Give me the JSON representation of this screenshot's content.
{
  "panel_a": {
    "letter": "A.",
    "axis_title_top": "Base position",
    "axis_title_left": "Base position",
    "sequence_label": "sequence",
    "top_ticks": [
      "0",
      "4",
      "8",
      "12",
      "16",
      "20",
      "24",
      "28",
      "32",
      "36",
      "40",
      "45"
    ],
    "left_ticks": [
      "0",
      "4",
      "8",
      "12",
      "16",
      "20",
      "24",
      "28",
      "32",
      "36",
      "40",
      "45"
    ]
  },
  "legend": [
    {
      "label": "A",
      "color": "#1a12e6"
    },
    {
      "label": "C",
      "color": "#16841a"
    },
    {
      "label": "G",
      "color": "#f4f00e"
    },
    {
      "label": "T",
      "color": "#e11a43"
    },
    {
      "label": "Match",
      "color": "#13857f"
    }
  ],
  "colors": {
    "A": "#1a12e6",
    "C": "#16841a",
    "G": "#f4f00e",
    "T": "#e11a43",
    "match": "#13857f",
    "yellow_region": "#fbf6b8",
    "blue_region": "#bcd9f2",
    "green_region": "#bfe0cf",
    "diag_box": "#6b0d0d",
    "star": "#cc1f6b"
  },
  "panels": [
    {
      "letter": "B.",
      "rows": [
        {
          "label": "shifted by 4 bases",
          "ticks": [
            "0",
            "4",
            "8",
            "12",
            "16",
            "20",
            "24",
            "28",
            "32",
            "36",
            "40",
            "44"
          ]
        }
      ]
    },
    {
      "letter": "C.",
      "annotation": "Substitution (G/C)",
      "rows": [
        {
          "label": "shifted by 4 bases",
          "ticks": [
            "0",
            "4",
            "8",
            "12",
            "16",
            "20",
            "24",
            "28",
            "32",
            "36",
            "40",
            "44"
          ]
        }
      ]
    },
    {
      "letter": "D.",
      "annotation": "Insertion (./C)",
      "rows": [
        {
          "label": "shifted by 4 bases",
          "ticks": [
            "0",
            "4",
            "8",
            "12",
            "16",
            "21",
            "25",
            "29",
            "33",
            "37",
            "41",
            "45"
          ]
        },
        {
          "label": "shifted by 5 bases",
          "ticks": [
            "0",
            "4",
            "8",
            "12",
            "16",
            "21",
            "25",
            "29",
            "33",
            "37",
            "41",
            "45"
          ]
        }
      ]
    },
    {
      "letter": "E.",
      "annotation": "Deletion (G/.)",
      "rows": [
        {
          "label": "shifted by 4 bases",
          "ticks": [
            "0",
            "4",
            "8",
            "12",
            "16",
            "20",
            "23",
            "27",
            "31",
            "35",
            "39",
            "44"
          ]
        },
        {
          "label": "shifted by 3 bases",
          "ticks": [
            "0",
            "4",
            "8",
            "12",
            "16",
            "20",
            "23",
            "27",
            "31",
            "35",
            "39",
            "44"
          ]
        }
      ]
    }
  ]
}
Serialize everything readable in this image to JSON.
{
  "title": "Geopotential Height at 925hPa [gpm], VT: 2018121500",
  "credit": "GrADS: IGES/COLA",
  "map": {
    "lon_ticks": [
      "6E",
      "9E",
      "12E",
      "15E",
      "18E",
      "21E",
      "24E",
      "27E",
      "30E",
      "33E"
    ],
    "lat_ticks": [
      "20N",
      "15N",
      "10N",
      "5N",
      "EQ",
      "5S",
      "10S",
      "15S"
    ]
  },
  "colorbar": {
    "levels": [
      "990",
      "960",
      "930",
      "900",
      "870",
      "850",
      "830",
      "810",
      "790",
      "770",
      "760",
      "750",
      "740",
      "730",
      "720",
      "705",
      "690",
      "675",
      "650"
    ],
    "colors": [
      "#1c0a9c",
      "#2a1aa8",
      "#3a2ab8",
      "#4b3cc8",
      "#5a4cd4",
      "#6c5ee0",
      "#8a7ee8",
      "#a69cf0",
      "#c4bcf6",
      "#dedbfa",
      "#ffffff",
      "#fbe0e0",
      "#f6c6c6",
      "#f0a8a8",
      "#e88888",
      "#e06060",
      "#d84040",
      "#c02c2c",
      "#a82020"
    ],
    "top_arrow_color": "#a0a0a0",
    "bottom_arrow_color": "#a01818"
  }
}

####

• Problem description:
All of the entries above must be quoted exactly.

• Written response:
Give me the JSON representation of this screenshot's content.
{
  "panel_a": {
    "letter": "A.",
    "axis_title_top": "Base position",
    "axis_title_left": "Base position",
    "sequence_label": "sequence",
    "top_ticks": [
      "0",
      "4",
      "8",
      "12",
      "16",
      "20",
      "24",
      "28",
      "32",
      "36",
      "40",
      "45"
    ],
    "left_ticks": [
      "0",
      "4",
      "8",
      "12",
      "16",
      "20",
      "24",
      "28",
      "32",
      "36",
      "40",
      "45"
    ]
  },
  "legend": [
    {
      "label": "A",
      "color": "#1a12e6"
    },
    {
      "label": "C",
      "color": "#16841a"
    },
    {
      "label": "G",
      "color": "#f4f00e"
    },
    {
      "label": "T",
      "color": "#e11a43"
    },
    {
      "label": "Match",
      "color": "#13857f"
    }
  ],
  "colors": {
    "A": "#1a12e6",
    "C": "#16841a",
    "G": "#f4f00e",
    "T": "#e11a43",
    "match": "#13857f",
    "yellow_region": "#fbf6b8",
    "blue_region": "#bcd9f2",
    "green_region": "#bfe0cf",
    "diag_box": "#6b0d0d",
    "star": "#cc1f6b"
  },
  "panels": [
    {
      "letter": "B.",
      "rows": [
        {
          "label": "shifted by 4 bases",
          "ticks": [
            "0",
            "4",
            "8",
            "12",
            "16",
            "20",
            "24",
            "28",
            "32",
            "36",
            "40",
            "44"
          ]
        }
      ]
    },
    {
      "letter": "C.",
      "annotation": "Substitution (G/C)",
      "rows": [
        {
          "label": "shifted by 4 bases",
          "ticks": [
            "0",
            "4",
            "8",
            "12",
            "16",
            "20",
            "24",
            "28",
            "32",
            "36",
            "40",
            "44"
          ]
        }
      ]
    },
    {
      "letter": "D.",
      "annotation": "Insertion (./C)",
      "rows": [
        {
          "label": "shifted by 4 bases",
          "ticks": [
            "0",
            "4",
            "8",
            "12",
            "16",
            "21",
            "25",
            "29",
            "33",
            "37",
            "41",
            "45"
          ]
        },
        {
          "label": "shifted by 5 bases",
          "ticks": [
            "0",
            "4",
            "8",
            "12",
            "16",
            "21",
            "25",
            "29",
            "33",
            "37",
            "41",
            "45"
          ]
        }
      ]
    },
    {
      "letter": "E.",
      "annotation": "Deletion (G/.)",
      "rows": [
        {
          "label": "shifted by 4 bases",
          "ticks": [
            "0",
            "4",
            "8",
            "12",
            "16",
            "20",
            "23",
            "27",
            "31",
            "35",
            "39",
            "44"
          ]
        },
        {
          "label": "shifted by 3 bases",
          "ticks": [
            "0",
            "4",
            "8",
            "12",
            "16",
            "20",
            "23",
            "27",
            "31",
            "35",
            "39",
            "44"
          ]
        }
      ]
    }
  ]
}
Serialize everything readable in this image to JSON.
{
  "title": "Geopotential Height at 925hPa [gpm], VT: 2018121500",
  "credit": "GrADS: IGES/COLA",
  "map": {
    "lon_ticks": [
      "6E",
      "9E",
      "12E",
      "15E",
      "18E",
      "21E",
      "24E",
      "27E",
      "30E",
      "33E"
    ],
    "lat_ticks": [
      "20N",
      "15N",
      "10N",
      "5N",
      "EQ",
      "5S",
      "10S",
      "15S"
    ]
  },
  "colorbar": {
    "levels": [
      "990",
      "960",
      "930",
      "900",
      "870",
      "850",
      "830",
      "810",
      "790",
      "770",
      "760",
      "750",
      "740",
      "730",
      "720",
      "705",
      "690",
      "675",
      "650"
    ],
    "colors": [
      "#1c0a9c",
      "#2a1aa8",
      "#3a2ab8",
      "#4b3cc8",
      "#5a4cd4",
      "#6c5ee0",
      "#8a7ee8",
      "#a69cf0",
      "#c4bcf6",
      "#dedbfa",
      "#ffffff",
      "#fbe0e0",
      "#f6c6c6",
      "#f0a8a8",
      "#e88888",
      "#e06060",
      "#d84040",
      "#c02c2c",
      "#a82020"
    ],
    "top_arrow_color": "#a0a0a0",
    "bottom_arrow_color": "#a01818"
  }
}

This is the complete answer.